[Problem statement]: Pictures stay out of the copy; restate everything else in the material exactly.

"""

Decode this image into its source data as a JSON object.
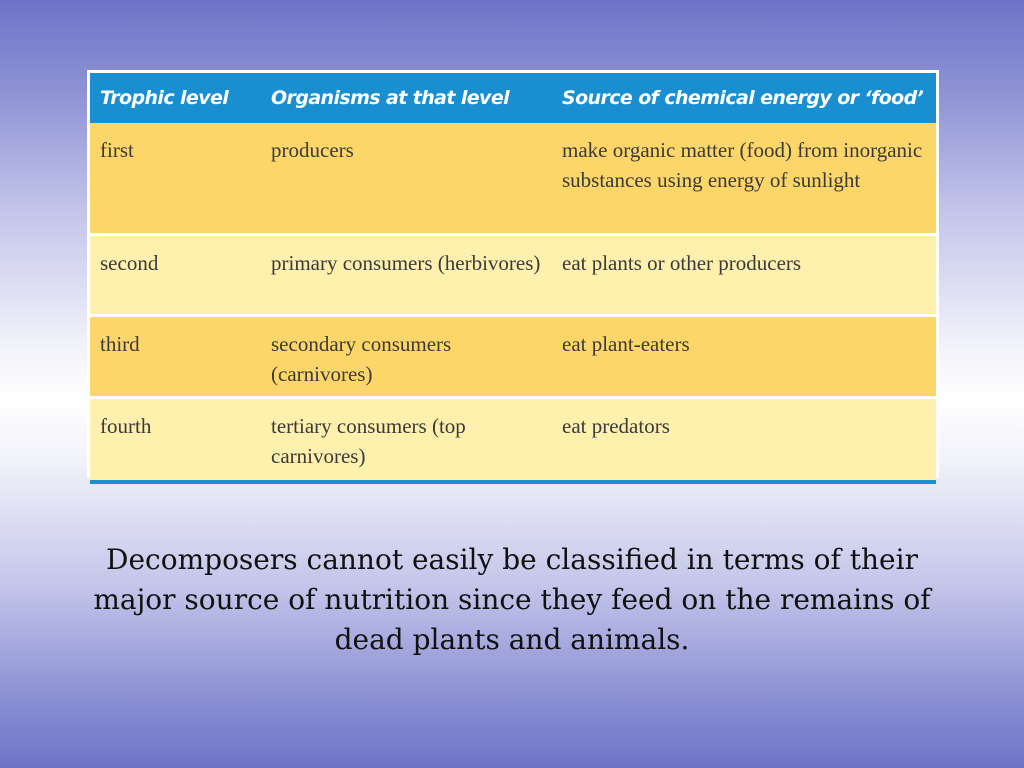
{
  "table": {
    "headers": [
      "Trophic level",
      "Organisms at that level",
      "Source of chemical energy or ‘food’"
    ],
    "rows": [
      {
        "level": "first",
        "organisms": "producers",
        "source": "make organic matter (food) from inorganic substances using energy of sunlight"
      },
      {
        "level": "second",
        "organisms": "primary consumers (herbivores)",
        "source": "eat plants or other producers"
      },
      {
        "level": "third",
        "organisms": "secondary consumers (carnivores)",
        "source": "eat plant-eaters"
      },
      {
        "level": "fourth",
        "organisms": "tertiary consumers (top carnivores)",
        "source": "eat predators"
      }
    ]
  },
  "caption": "Decomposers cannot easily be classified in terms of their major source of nutrition since they feed on the remains of dead plants and animals.",
  "colors": {
    "header_bg": "#1a8fd0",
    "row_dark": "#fdd66a",
    "row_light": "#fff0ad",
    "background_edge": "#6f73c8"
  }
}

"""

[Exercise solution]:
Decode this image into its source data as a JSON object.
{
  "table": {
    "headers": [
      "Trophic level",
      "Organisms at that level",
      "Source of chemical energy or ‘food’"
    ],
    "rows": [
      {
        "level": "first",
        "organisms": "producers",
        "source": "make organic matter (food) from inorganic substances using energy of sunlight"
      },
      {
        "level": "second",
        "organisms": "primary consumers (herbivores)",
        "source": "eat plants or other producers"
      },
      {
        "level": "third",
        "organisms": "secondary consumers (carnivores)",
        "source": "eat plant-eaters"
      },
      {
        "level": "fourth",
        "organisms": "tertiary consumers (top carnivores)",
        "source": "eat predators"
      }
    ]
  },
  "caption": "Decomposers cannot easily be classified in terms of their major source of nutrition since they feed on the remains of dead plants and animals.",
  "colors": {
    "header_bg": "#1a8fd0",
    "row_dark": "#fdd66a",
    "row_light": "#fff0ad",
    "background_edge": "#6f73c8"
  }
}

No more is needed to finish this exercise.